--- begin ---

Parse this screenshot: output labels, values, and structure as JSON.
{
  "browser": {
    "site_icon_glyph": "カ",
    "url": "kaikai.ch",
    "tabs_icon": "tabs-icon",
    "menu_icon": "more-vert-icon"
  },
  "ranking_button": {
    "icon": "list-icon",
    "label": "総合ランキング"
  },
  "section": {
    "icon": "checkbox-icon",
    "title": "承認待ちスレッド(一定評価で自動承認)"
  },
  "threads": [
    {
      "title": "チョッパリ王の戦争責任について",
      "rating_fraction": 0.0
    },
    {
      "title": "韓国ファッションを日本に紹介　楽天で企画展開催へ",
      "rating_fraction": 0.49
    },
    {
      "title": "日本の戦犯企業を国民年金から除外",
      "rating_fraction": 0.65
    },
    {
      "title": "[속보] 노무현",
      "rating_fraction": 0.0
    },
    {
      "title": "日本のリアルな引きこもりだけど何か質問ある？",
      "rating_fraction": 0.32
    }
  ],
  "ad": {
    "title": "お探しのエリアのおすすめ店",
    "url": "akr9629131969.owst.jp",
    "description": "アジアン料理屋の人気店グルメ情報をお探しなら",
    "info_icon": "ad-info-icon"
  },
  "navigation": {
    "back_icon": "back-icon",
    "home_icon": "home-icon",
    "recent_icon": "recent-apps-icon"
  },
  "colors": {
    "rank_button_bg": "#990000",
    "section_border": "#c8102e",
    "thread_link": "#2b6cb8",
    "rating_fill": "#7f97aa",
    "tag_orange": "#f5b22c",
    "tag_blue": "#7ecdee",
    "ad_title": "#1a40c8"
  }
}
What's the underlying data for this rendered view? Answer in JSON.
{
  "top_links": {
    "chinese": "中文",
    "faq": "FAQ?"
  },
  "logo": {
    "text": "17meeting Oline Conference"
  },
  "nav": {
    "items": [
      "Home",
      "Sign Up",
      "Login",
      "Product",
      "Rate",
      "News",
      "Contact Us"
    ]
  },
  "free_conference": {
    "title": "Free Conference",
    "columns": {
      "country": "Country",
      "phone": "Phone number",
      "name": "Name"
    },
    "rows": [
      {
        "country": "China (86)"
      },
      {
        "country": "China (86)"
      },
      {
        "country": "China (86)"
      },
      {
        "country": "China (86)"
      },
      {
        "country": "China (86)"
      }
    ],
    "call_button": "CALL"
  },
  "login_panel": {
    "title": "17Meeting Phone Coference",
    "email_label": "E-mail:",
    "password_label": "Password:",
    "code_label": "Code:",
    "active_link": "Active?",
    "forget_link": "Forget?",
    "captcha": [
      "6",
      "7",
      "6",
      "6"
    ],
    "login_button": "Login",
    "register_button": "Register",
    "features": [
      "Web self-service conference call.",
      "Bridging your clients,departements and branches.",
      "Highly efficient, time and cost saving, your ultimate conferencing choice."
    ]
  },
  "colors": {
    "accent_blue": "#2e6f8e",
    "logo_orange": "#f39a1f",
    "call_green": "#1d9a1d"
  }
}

--- end ---

The listing above should be transcribed in full, exactly as written.

Parse this screenshot: output labels, values, and structure as JSON.
{
  "browser": {
    "site_icon_glyph": "カ",
    "url": "kaikai.ch",
    "tabs_icon": "tabs-icon",
    "menu_icon": "more-vert-icon"
  },
  "ranking_button": {
    "icon": "list-icon",
    "label": "総合ランキング"
  },
  "section": {
    "icon": "checkbox-icon",
    "title": "承認待ちスレッド(一定評価で自動承認)"
  },
  "threads": [
    {
      "title": "チョッパリ王の戦争責任について",
      "rating_fraction": 0.0
    },
    {
      "title": "韓国ファッションを日本に紹介　楽天で企画展開催へ",
      "rating_fraction": 0.49
    },
    {
      "title": "日本の戦犯企業を国民年金から除外",
      "rating_fraction": 0.65
    },
    {
      "title": "[속보] 노무현",
      "rating_fraction": 0.0
    },
    {
      "title": "日本のリアルな引きこもりだけど何か質問ある？",
      "rating_fraction": 0.32
    }
  ],
  "ad": {
    "title": "お探しのエリアのおすすめ店",
    "url": "akr9629131969.owst.jp",
    "description": "アジアン料理屋の人気店グルメ情報をお探しなら",
    "info_icon": "ad-info-icon"
  },
  "navigation": {
    "back_icon": "back-icon",
    "home_icon": "home-icon",
    "recent_icon": "recent-apps-icon"
  },
  "colors": {
    "rank_button_bg": "#990000",
    "section_border": "#c8102e",
    "thread_link": "#2b6cb8",
    "rating_fill": "#7f97aa",
    "tag_orange": "#f5b22c",
    "tag_blue": "#7ecdee",
    "ad_title": "#1a40c8"
  }
}
What's the underlying data for this rendered view? Answer in JSON.
{
  "top_links": {
    "chinese": "中文",
    "faq": "FAQ?"
  },
  "logo": {
    "text": "17meeting Oline Conference"
  },
  "nav": {
    "items": [
      "Home",
      "Sign Up",
      "Login",
      "Product",
      "Rate",
      "News",
      "Contact Us"
    ]
  },
  "free_conference": {
    "title": "Free Conference",
    "columns": {
      "country": "Country",
      "phone": "Phone number",
      "name": "Name"
    },
    "rows": [
      {
        "country": "China (86)"
      },
      {
        "country": "China (86)"
      },
      {
        "country": "China (86)"
      },
      {
        "country": "China (86)"
      },
      {
        "country": "China (86)"
      }
    ],
    "call_button": "CALL"
  },
  "login_panel": {
    "title": "17Meeting Phone Coference",
    "email_label": "E-mail:",
    "password_label": "Password:",
    "code_label": "Code:",
    "active_link": "Active?",
    "forget_link": "Forget?",
    "captcha": [
      "6",
      "7",
      "6",
      "6"
    ],
    "login_button": "Login",
    "register_button": "Register",
    "features": [
      "Web self-service conference call.",
      "Bridging your clients,departements and branches.",
      "Highly efficient, time and cost saving, your ultimate conferencing choice."
    ]
  },
  "colors": {
    "accent_blue": "#2e6f8e",
    "logo_orange": "#f39a1f",
    "call_green": "#1d9a1d"
  }
}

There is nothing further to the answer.